> [Stated task 1]
According to the article on stars' earliest recordings, who wrote the two songs released by Glenn Frey's band the Mushrooms?
> [Stated task 2]
Reproduce word for word the stretch of the article on stars' earliest recordings from "Backstories. Everybody’s got" through "by Ken Barnes.".
> [Stated task 3]
Resume the article on stars' earliest recordings, picking up after its final sentence.

> [Text to read]
# # #

Backstories. Everybody’s got ’em. Whether they started out on street corners, in garages, thimble-sized folk clubs or their own bedrooms, the artists we revere today were all once aspiring unknowns. And often there’s a (literal) record of their first fumbling efforts at music-making. Here’s a sample of the earliest work by some of the biggest stars who came to prominence in the ’60s and ’70s (presented alphabetically by artist).
This article was co-written by Ken Barnes.
MARTY BALIN, “I Specialize in Love,” 1962
Psychedelia and the founding of Jefferson Airplane hadn’t yet entered Marty Balin’s mind when he was clearly more fixed on pop music. At Los Angeles’ Gold Star studios (most famous as the site of Phil Spector’s sessions), he recorded two singles backed by Glen Campbell and other members of the Wrecking Crew. Of the four sides he cut, only one was a Balin original, but it’s a moderately rockin’ track featuring a surprisingly confident, typically soulful vocal from Mr. B.
EAGLES
Though they’re famous for popularizing country-rock and came together backing Linda Ronstadt, the Eagles’ roots are deep in the garage. Here’s a backward glance at some of the key members’ beginnings.
Glenn Frey, “Such a Lovely Child” (with the Mushrooms), 1967
As a young Detroit guitarist, Frey had the good fortune to befriend the town’s biggest star, Bob Seger (then unknown outside of Michigan but with multiple local hits). Seger wrote two songs for Frey’s band the Mushrooms, and they were released on Seger’s manager’s label. This one’s notable for its semi-baroque touches, a far cry from “Smuggler’s Blues.”
Don Henley, “Why Did You Leave Me” (with the Four Speeds), 1965
Drummer/singer Henley got started a little earlier than Frey, playing in Linden, Tex., with the Four Speeds, later the Felicity, and still later Shiloh, who shared a label with Frey’s late-’60s duo Longbranch Pennywhistle. The Felicity’s “Hurtin’” is a cool folk-rocker, but this Four Speeds track has a hard-to-beat garage-guitar sound (and, apparently, somebody’s French horn).

# # #

Data records

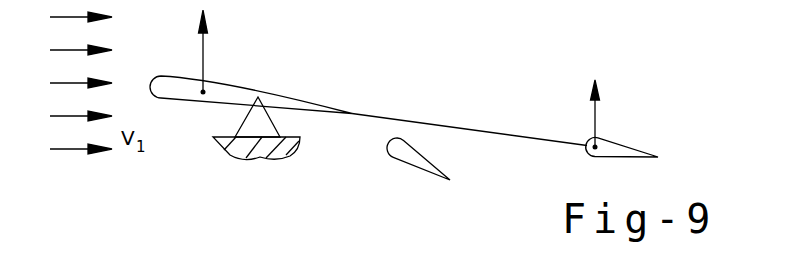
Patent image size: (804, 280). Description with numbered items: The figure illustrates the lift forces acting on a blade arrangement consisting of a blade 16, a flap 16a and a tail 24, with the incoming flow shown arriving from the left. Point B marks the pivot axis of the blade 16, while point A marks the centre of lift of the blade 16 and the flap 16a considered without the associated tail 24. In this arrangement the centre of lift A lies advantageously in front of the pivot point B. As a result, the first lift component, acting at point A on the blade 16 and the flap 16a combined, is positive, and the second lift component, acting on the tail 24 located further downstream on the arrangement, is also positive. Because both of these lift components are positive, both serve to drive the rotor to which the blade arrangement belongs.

The blade 16 is at (304, 105).
The flap 16a is at (405, 162).
The tail 24 is at (617, 150).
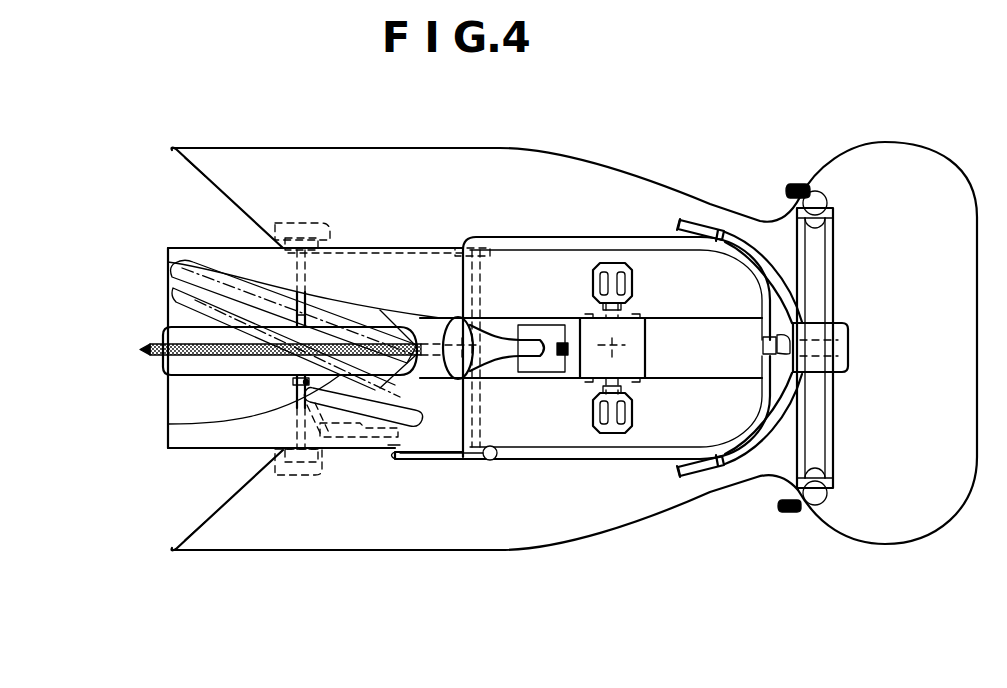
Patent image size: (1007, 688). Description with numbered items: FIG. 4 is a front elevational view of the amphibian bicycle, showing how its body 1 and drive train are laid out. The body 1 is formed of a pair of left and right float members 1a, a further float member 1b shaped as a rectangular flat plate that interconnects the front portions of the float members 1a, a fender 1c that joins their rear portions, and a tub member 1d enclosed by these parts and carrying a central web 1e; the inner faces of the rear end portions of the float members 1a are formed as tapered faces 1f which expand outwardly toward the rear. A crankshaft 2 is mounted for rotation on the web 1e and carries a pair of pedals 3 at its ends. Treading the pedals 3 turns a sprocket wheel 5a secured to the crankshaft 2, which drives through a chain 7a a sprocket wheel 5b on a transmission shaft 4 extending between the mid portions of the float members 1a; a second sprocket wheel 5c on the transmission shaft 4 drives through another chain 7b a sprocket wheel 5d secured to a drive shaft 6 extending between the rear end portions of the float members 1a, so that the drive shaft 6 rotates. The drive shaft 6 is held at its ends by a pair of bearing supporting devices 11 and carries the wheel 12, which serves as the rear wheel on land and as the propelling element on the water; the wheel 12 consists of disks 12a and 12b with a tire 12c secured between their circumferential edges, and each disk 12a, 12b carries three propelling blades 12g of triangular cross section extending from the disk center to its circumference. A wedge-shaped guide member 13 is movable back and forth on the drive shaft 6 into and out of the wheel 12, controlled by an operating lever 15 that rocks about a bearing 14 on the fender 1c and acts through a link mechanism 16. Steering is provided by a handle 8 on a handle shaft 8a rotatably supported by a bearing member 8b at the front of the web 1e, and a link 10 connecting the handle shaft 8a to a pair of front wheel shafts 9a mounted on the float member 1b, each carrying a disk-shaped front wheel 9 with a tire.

The body 1 is at (630, 172).
The float members 1a is at (388, 147).
The float member 1b is at (913, 150).
The fender 1c is at (214, 458).
The tub member 1d is at (566, 258).
The web 1e is at (706, 370).
The tapered faces 1f is at (197, 175).
The crankshaft 2 is at (630, 332).
The pedals 3 is at (612, 266).
The transmission shaft 4 is at (482, 272).
The sprocket wheel 5a is at (598, 356).
The sprocket wheel 5b is at (500, 326).
The sprocket wheel 5c is at (468, 250).
The sprocket wheel 5d is at (286, 226).
The drive shaft 6 is at (282, 296).
The chain 7a is at (528, 372).
The chain 7b is at (398, 252).
The handle 8 is at (740, 456).
The handle shaft 8a is at (792, 350).
The bearing member 8b is at (850, 340).
The front wheel 9 is at (792, 188).
The front wheel shafts 9a is at (815, 207).
The link 10 is at (833, 444).
The bearing supporting devices 11 is at (318, 226).
The wheel 12 is at (150, 358).
The disk 12a is at (200, 375).
The disk 12b is at (192, 305).
The tire 12c is at (150, 349).
The propelling blades 12g is at (188, 296).
The guide member 13 is at (292, 385).
The bearing 14 is at (395, 452).
The operating lever 15 is at (442, 456).
The link mechanism 16 is at (338, 436).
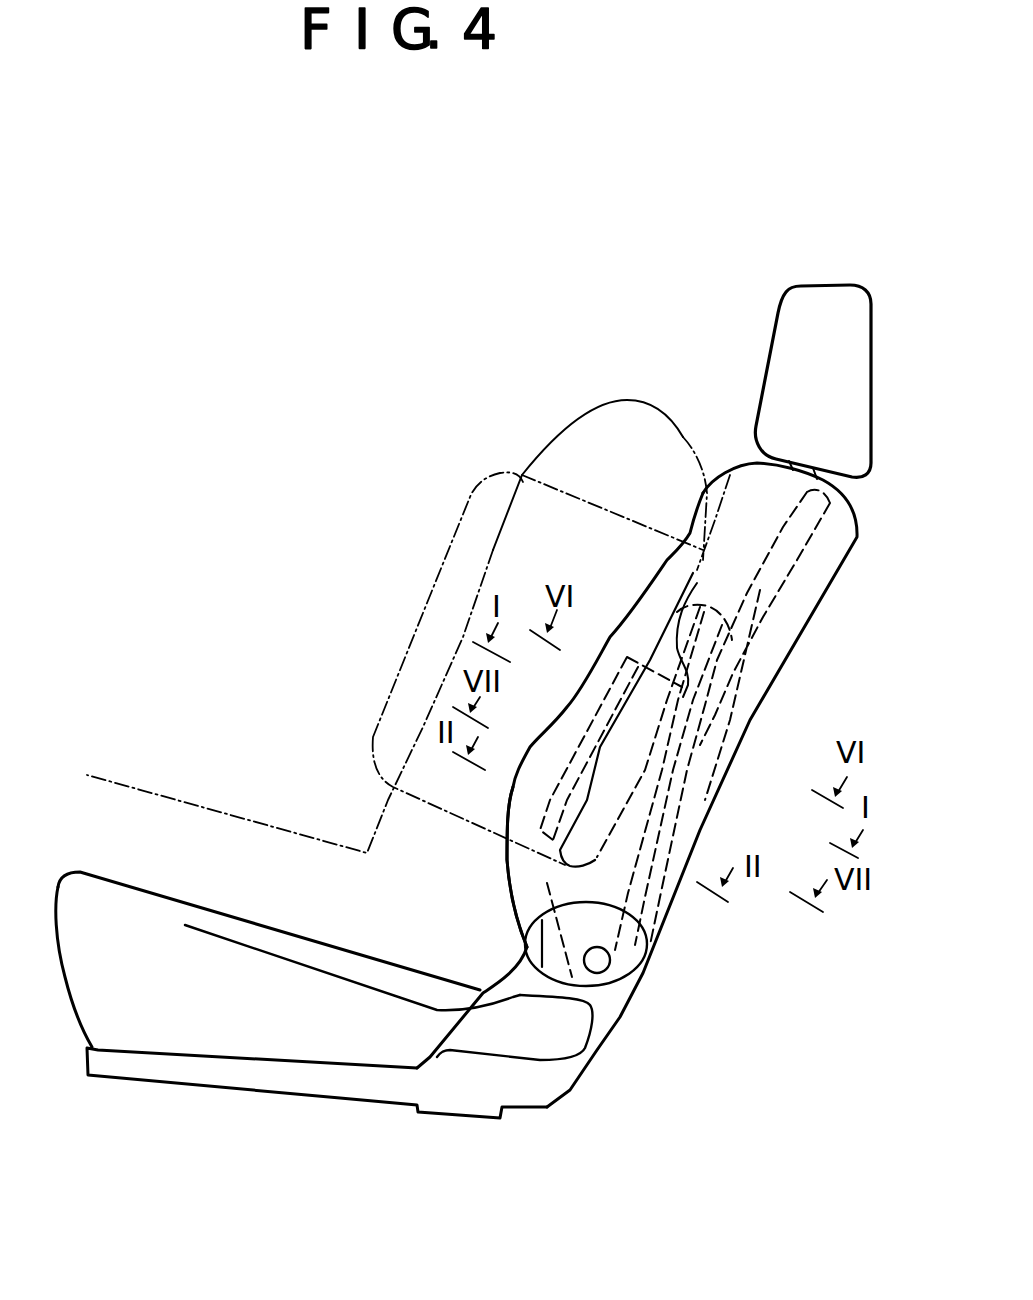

# # #

> [Exercise answer 1]
Bob Seger

> [Exercise answer 2]
Backstories. Everybody’s got ’em. Whether they started out on street corners, in garages, thimble-sized folk clubs or their own bedrooms, the artists we revere today were all once aspiring unknowns. And often there’s a (literal) record of their first fumbling efforts at music-making. Here’s a sample of the earliest work by some of the biggest stars who came to prominence in the ’60s and ’70s (presented alphabetically by artist).
This article was co-written by Ken Barnes.

> [Exercise answer 3]
Randy Meisner, “You Send Me” (with the Drivin’ Dynamics), 1962
Original Eagles bassist Meisner goes back even farther than Henley, adenoidally delivering this Sam Cooke classic with his Scottsbluff, Nebr., high-school band the Drivin’ Dynamics. He went on to make first-rate garage rockers with the Soul Survivors (a Colorado band, not the “Expressway to Your Heart” Philly-soul phanatics) and the Poor before joining Poco and playing with Rick Nelson’s Stone Canyon Band.
Timothy B. Schmit, “Want Ad Reader” (with the New Breed), 1966
Schmit, also a Poco alumnus, started with a Sacramento band of many incarnations: the Redwyne Singers (folkies), the New Breed (garage rockers), Glad (semi-psychedelic pop-rockers) and, after Schmit’s departure, hard-rockers Redwing. “Want Ad Reader” is a catchy “Paperback Writer” knock-off with a touch of Townshend feedback.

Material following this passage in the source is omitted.